GIVEN REQUEST
Without altering anything, repeat each of the records.

INPUT
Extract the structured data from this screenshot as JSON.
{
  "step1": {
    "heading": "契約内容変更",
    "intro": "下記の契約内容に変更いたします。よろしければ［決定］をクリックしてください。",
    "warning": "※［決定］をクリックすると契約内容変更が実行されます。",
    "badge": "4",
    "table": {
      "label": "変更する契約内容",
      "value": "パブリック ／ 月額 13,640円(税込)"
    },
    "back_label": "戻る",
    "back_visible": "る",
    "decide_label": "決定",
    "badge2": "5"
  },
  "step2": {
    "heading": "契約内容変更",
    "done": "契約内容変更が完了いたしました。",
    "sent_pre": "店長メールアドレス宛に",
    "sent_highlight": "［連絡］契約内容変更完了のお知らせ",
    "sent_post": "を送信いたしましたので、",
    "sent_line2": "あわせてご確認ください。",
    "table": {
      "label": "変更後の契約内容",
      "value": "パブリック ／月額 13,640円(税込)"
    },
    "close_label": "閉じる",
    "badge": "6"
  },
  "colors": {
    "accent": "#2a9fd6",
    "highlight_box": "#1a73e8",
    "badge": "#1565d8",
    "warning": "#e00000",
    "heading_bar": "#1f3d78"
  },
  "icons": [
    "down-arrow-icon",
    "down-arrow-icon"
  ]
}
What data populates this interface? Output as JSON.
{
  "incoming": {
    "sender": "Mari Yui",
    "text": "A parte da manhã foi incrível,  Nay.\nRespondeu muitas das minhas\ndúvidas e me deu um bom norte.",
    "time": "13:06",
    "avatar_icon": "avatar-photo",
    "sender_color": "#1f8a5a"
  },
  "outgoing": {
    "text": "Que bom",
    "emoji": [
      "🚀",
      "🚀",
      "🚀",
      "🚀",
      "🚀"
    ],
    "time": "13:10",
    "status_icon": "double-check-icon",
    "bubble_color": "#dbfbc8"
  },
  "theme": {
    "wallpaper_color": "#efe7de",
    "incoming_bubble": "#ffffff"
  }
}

RESULT
Extract the structured data from this screenshot as JSON.
{
  "step1": {
    "heading": "契約内容変更",
    "intro": "下記の契約内容に変更いたします。よろしければ［決定］をクリックしてください。",
    "warning": "※［決定］をクリックすると契約内容変更が実行されます。",
    "badge": "4",
    "table": {
      "label": "変更する契約内容",
      "value": "パブリック ／ 月額 13,640円(税込)"
    },
    "back_label": "戻る",
    "back_visible": "る",
    "decide_label": "決定",
    "badge2": "5"
  },
  "step2": {
    "heading": "契約内容変更",
    "done": "契約内容変更が完了いたしました。",
    "sent_pre": "店長メールアドレス宛に",
    "sent_highlight": "［連絡］契約内容変更完了のお知らせ",
    "sent_post": "を送信いたしましたので、",
    "sent_line2": "あわせてご確認ください。",
    "table": {
      "label": "変更後の契約内容",
      "value": "パブリック ／月額 13,640円(税込)"
    },
    "close_label": "閉じる",
    "badge": "6"
  },
  "colors": {
    "accent": "#2a9fd6",
    "highlight_box": "#1a73e8",
    "badge": "#1565d8",
    "warning": "#e00000",
    "heading_bar": "#1f3d78"
  },
  "icons": [
    "down-arrow-icon",
    "down-arrow-icon"
  ]
}
What data populates this interface? Output as JSON.
{
  "incoming": {
    "sender": "Mari Yui",
    "text": "A parte da manhã foi incrível,  Nay.\nRespondeu muitas das minhas\ndúvidas e me deu um bom norte.",
    "time": "13:06",
    "avatar_icon": "avatar-photo",
    "sender_color": "#1f8a5a"
  },
  "outgoing": {
    "text": "Que bom",
    "emoji": [
      "🚀",
      "🚀",
      "🚀",
      "🚀",
      "🚀"
    ],
    "time": "13:10",
    "status_icon": "double-check-icon",
    "bubble_color": "#dbfbc8"
  },
  "theme": {
    "wallpaper_color": "#efe7de",
    "incoming_bubble": "#ffffff"
  }
}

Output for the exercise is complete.